_STATED TASK_
Read the records and write them out again exactly.

_DATASET CONTENT_
-- START --

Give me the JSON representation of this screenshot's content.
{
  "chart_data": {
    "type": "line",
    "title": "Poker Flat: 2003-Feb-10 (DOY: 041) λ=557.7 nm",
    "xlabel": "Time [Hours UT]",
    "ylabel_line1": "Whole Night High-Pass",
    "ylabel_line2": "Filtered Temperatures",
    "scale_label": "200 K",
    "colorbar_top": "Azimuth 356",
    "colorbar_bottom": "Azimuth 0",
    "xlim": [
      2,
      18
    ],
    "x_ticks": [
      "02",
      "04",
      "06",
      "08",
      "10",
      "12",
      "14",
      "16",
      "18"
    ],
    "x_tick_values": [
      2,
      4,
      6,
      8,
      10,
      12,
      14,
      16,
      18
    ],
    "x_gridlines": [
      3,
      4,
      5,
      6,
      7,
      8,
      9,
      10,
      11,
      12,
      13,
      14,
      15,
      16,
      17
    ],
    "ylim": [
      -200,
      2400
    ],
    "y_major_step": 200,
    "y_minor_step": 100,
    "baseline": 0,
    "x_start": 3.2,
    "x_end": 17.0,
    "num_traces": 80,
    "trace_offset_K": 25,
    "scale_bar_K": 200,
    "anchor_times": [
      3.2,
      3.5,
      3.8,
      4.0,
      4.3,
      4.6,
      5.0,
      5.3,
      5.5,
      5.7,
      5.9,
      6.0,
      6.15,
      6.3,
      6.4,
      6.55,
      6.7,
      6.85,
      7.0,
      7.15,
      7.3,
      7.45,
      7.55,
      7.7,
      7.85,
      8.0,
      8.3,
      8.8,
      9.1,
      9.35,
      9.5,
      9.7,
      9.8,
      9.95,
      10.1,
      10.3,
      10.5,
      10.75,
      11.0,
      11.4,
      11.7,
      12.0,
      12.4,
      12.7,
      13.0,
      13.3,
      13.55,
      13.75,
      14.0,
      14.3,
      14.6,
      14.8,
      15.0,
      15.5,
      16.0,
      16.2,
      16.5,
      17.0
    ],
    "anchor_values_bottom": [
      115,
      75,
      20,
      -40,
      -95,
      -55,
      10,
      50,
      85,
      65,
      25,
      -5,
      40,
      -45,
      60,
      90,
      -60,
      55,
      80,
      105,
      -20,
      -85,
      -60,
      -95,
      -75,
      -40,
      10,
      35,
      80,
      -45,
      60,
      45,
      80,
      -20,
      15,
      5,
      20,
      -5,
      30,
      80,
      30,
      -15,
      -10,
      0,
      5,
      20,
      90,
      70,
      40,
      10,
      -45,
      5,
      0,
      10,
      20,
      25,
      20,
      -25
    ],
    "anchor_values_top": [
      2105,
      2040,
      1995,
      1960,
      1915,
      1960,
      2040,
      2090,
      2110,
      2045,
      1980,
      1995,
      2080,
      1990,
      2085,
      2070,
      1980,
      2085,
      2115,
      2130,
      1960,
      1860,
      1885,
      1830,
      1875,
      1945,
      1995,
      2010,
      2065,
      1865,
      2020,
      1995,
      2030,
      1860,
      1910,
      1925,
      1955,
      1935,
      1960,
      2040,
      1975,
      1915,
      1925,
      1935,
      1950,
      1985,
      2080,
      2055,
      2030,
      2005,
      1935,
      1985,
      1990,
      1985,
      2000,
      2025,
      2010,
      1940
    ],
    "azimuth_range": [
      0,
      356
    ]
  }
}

-- END --

_SOLUTION TO THE EXERCISE_
Give me the JSON representation of this screenshot's content.
{
  "chart_data": {
    "type": "line",
    "title": "Poker Flat: 2003-Feb-10 (DOY: 041) λ=557.7 nm",
    "xlabel": "Time [Hours UT]",
    "ylabel_line1": "Whole Night High-Pass",
    "ylabel_line2": "Filtered Temperatures",
    "scale_label": "200 K",
    "colorbar_top": "Azimuth 356",
    "colorbar_bottom": "Azimuth 0",
    "xlim": [
      2,
      18
    ],
    "x_ticks": [
      "02",
      "04",
      "06",
      "08",
      "10",
      "12",
      "14",
      "16",
      "18"
    ],
    "x_tick_values": [
      2,
      4,
      6,
      8,
      10,
      12,
      14,
      16,
      18
    ],
    "x_gridlines": [
      3,
      4,
      5,
      6,
      7,
      8,
      9,
      10,
      11,
      12,
      13,
      14,
      15,
      16,
      17
    ],
    "ylim": [
      -200,
      2400
    ],
    "y_major_step": 200,
    "y_minor_step": 100,
    "baseline": 0,
    "x_start": 3.2,
    "x_end": 17.0,
    "num_traces": 80,
    "trace_offset_K": 25,
    "scale_bar_K": 200,
    "anchor_times": [
      3.2,
      3.5,
      3.8,
      4.0,
      4.3,
      4.6,
      5.0,
      5.3,
      5.5,
      5.7,
      5.9,
      6.0,
      6.15,
      6.3,
      6.4,
      6.55,
      6.7,
      6.85,
      7.0,
      7.15,
      7.3,
      7.45,
      7.55,
      7.7,
      7.85,
      8.0,
      8.3,
      8.8,
      9.1,
      9.35,
      9.5,
      9.7,
      9.8,
      9.95,
      10.1,
      10.3,
      10.5,
      10.75,
      11.0,
      11.4,
      11.7,
      12.0,
      12.4,
      12.7,
      13.0,
      13.3,
      13.55,
      13.75,
      14.0,
      14.3,
      14.6,
      14.8,
      15.0,
      15.5,
      16.0,
      16.2,
      16.5,
      17.0
    ],
    "anchor_values_bottom": [
      115,
      75,
      20,
      -40,
      -95,
      -55,
      10,
      50,
      85,
      65,
      25,
      -5,
      40,
      -45,
      60,
      90,
      -60,
      55,
      80,
      105,
      -20,
      -85,
      -60,
      -95,
      -75,
      -40,
      10,
      35,
      80,
      -45,
      60,
      45,
      80,
      -20,
      15,
      5,
      20,
      -5,
      30,
      80,
      30,
      -15,
      -10,
      0,
      5,
      20,
      90,
      70,
      40,
      10,
      -45,
      5,
      0,
      10,
      20,
      25,
      20,
      -25
    ],
    "anchor_values_top": [
      2105,
      2040,
      1995,
      1960,
      1915,
      1960,
      2040,
      2090,
      2110,
      2045,
      1980,
      1995,
      2080,
      1990,
      2085,
      2070,
      1980,
      2085,
      2115,
      2130,
      1960,
      1860,
      1885,
      1830,
      1875,
      1945,
      1995,
      2010,
      2065,
      1865,
      2020,
      1995,
      2030,
      1860,
      1910,
      1925,
      1955,
      1935,
      1960,
      2040,
      1975,
      1915,
      1925,
      1935,
      1950,
      1985,
      2080,
      2055,
      2030,
      2005,
      1935,
      1985,
      1990,
      1985,
      2000,
      2025,
      2010,
      1940
    ],
    "azimuth_range": [
      0,
      356
    ]
  }
}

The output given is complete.